(Dataset rows of page text)
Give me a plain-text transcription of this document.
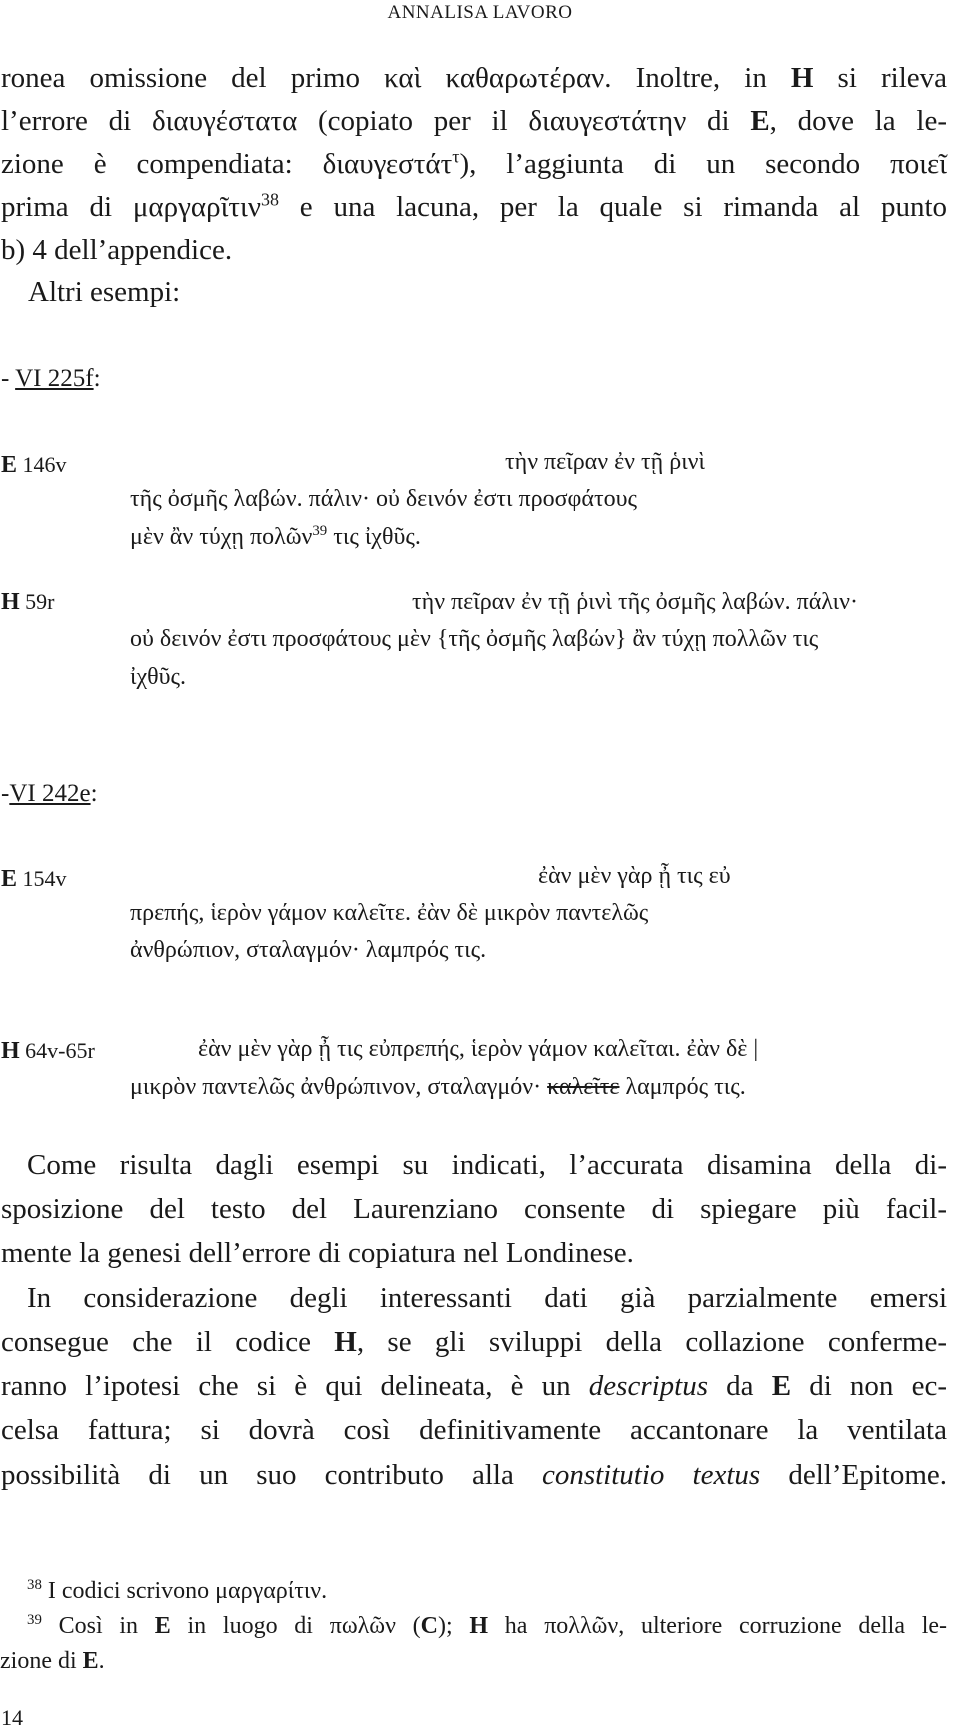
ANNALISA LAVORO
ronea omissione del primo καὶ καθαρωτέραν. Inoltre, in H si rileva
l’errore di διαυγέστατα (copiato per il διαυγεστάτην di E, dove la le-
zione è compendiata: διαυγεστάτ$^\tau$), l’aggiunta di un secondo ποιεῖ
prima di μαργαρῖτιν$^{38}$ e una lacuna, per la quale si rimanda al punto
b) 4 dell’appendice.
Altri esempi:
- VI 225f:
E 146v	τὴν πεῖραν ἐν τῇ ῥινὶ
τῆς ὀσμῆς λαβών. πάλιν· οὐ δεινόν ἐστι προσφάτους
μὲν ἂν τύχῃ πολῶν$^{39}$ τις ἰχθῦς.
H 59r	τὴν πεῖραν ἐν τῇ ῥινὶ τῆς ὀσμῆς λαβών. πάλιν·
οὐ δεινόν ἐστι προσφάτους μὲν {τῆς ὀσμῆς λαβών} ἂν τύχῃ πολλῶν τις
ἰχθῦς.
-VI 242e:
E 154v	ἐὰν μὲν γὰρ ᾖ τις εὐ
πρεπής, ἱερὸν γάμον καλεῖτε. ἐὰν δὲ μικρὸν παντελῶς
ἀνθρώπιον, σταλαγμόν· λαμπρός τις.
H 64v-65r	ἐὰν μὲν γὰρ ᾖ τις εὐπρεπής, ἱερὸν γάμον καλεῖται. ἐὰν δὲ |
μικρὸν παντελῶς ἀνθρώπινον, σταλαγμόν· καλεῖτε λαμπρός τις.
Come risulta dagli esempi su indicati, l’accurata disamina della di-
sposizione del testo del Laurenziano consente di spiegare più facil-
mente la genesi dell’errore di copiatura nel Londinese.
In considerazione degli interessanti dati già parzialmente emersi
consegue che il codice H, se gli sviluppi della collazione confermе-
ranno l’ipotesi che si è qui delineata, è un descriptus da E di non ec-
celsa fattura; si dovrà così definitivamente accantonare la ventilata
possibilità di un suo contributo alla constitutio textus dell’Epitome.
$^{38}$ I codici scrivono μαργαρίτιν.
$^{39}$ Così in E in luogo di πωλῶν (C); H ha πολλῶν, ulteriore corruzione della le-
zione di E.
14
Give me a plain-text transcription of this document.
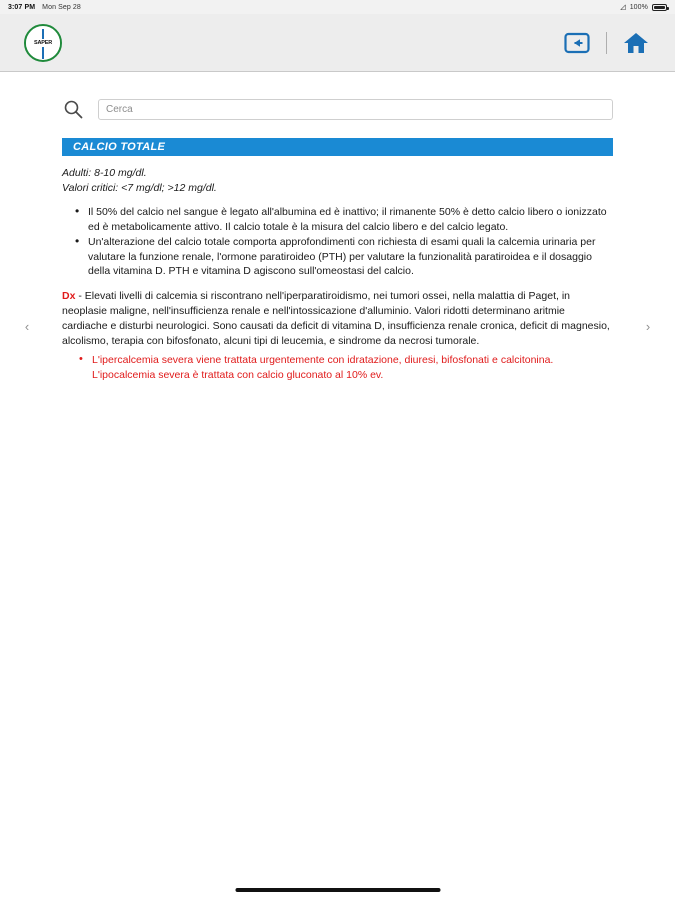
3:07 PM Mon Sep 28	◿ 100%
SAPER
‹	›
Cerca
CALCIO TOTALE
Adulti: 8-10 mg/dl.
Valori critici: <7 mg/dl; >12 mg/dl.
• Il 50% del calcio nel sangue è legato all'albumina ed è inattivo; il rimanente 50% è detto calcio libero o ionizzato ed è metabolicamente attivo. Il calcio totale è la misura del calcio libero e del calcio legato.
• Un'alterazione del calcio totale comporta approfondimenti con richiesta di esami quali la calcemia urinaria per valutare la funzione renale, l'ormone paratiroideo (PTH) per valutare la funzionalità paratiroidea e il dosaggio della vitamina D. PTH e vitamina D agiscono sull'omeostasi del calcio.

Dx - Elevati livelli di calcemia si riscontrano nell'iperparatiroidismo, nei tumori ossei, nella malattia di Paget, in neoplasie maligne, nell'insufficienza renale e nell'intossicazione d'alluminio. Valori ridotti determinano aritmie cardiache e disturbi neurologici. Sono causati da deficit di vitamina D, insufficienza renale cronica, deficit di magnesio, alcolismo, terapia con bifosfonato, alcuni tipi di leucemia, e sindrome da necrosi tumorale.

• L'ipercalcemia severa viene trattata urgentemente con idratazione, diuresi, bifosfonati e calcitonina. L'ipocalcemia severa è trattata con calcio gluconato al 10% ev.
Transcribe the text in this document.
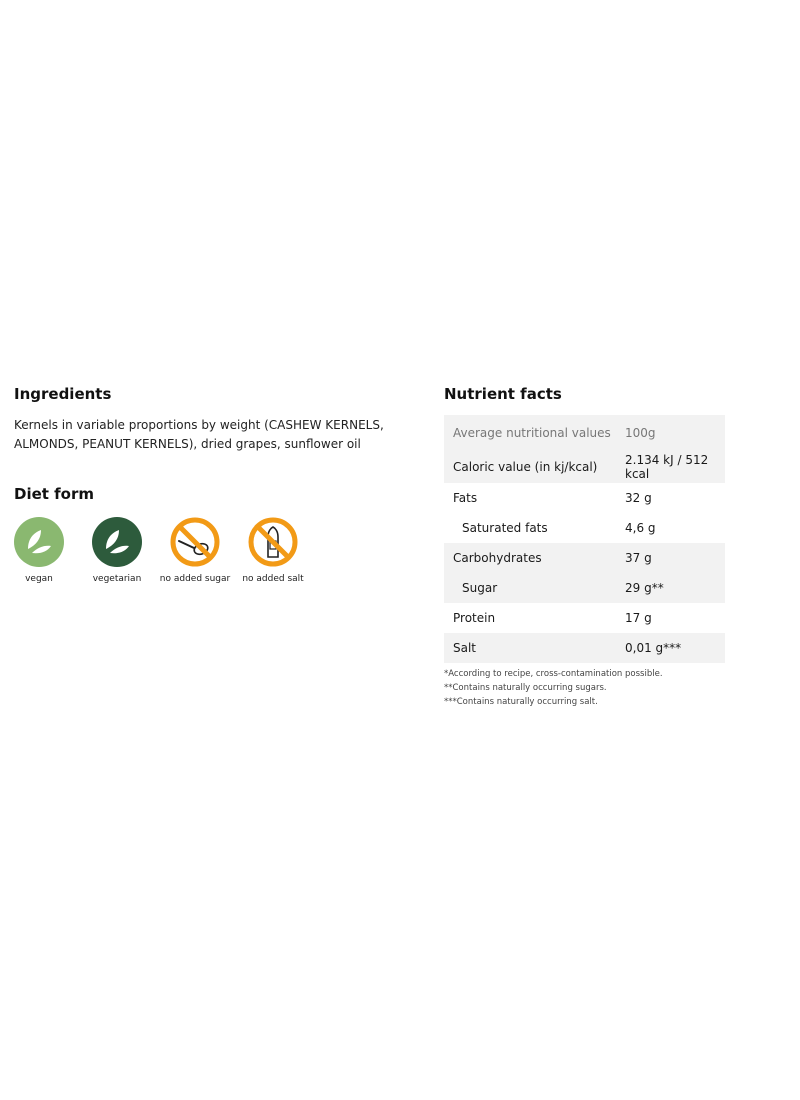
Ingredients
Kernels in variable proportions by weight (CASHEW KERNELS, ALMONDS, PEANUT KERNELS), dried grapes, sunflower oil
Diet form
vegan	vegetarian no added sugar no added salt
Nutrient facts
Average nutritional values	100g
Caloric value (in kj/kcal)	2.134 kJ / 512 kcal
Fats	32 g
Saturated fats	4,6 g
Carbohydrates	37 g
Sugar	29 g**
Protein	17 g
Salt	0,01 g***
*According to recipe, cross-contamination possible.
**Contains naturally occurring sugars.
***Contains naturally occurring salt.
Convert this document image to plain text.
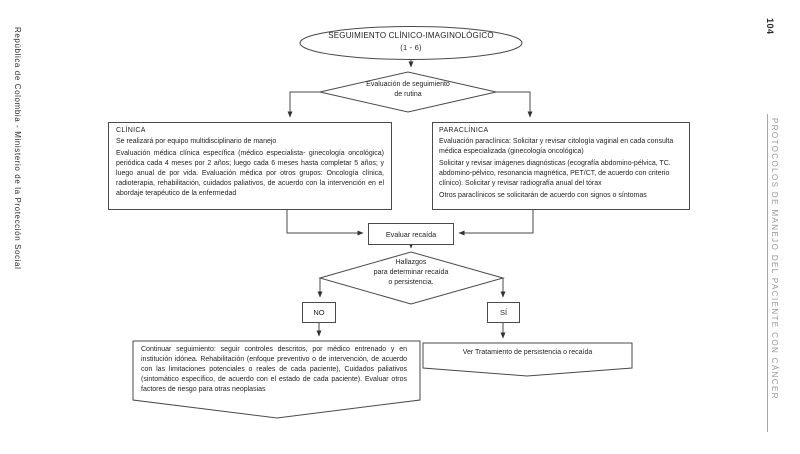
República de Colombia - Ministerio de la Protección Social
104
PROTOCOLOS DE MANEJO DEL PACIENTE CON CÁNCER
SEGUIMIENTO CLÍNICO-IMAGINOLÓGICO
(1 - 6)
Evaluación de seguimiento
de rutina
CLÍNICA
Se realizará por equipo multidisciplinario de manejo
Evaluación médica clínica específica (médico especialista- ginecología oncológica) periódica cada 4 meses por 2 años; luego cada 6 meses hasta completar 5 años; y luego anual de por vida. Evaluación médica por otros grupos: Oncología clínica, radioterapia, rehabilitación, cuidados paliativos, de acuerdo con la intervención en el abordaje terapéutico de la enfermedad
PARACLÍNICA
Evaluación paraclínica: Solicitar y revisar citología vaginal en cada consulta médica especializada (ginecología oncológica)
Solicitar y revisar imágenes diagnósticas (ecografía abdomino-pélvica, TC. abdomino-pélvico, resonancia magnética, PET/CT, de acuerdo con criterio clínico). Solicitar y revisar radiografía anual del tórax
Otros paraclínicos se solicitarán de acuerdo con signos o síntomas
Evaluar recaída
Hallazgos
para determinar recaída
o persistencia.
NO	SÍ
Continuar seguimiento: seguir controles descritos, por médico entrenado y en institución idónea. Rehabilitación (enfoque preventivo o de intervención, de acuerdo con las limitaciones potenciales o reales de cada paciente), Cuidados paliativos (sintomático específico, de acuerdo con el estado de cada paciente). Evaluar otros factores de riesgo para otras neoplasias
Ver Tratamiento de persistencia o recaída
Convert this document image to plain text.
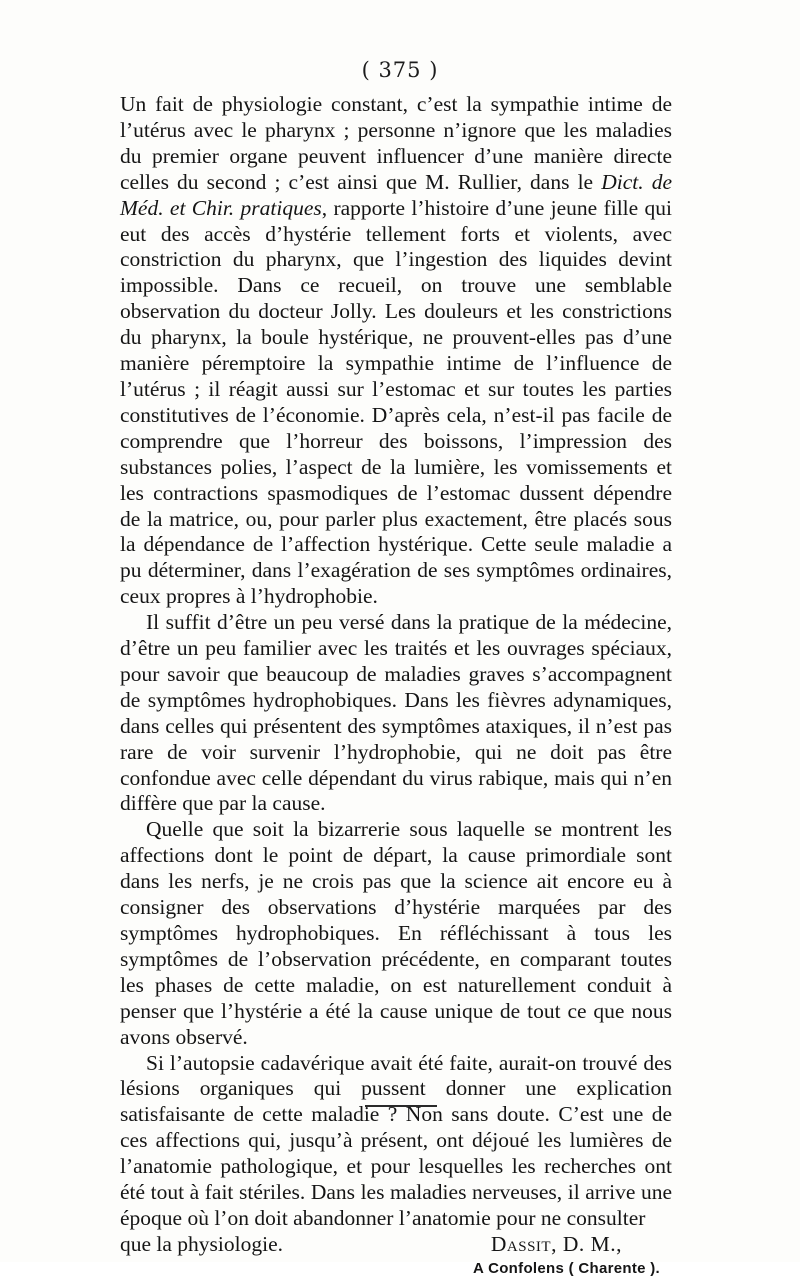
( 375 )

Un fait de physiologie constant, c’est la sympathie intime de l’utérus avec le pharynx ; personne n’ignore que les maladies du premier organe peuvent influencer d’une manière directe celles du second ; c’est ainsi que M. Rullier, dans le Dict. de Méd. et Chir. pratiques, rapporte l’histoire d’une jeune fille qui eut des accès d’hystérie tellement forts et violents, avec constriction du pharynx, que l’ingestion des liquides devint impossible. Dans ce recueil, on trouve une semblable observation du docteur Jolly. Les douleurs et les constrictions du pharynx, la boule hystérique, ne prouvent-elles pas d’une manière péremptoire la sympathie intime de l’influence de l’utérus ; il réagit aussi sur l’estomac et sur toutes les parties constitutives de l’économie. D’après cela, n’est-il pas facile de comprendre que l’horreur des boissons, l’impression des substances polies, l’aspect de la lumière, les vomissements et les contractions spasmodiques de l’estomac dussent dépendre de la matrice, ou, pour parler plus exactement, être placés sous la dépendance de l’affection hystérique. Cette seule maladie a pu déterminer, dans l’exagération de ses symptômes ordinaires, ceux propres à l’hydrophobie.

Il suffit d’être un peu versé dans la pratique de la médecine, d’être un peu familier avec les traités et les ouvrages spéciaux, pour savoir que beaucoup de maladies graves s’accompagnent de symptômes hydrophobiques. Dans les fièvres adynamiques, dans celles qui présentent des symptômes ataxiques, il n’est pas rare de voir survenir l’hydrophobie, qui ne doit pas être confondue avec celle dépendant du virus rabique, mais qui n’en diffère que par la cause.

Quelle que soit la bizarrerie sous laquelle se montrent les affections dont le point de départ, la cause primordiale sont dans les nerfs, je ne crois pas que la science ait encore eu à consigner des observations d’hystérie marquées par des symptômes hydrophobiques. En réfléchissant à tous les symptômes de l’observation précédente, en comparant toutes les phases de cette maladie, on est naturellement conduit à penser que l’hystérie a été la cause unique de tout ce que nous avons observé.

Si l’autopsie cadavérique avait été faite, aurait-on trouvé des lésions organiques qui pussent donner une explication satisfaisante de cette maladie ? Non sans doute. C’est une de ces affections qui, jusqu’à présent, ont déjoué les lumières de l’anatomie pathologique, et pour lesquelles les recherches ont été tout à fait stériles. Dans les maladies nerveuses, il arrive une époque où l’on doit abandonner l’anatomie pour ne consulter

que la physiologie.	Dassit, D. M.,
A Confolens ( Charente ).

Exercise aim » For each line above that contains the word "δεινόν", copy that line.

Task output »
τῆς ὀσμῆς λαβών. πάλιν· οὐ δεινόν ἐστι προσφάτους
οὐ δεινόν ἐστι προσφάτους μὲν {τῆς ὀσμῆς λαβών} ἂν τύχῃ πολλῶν τις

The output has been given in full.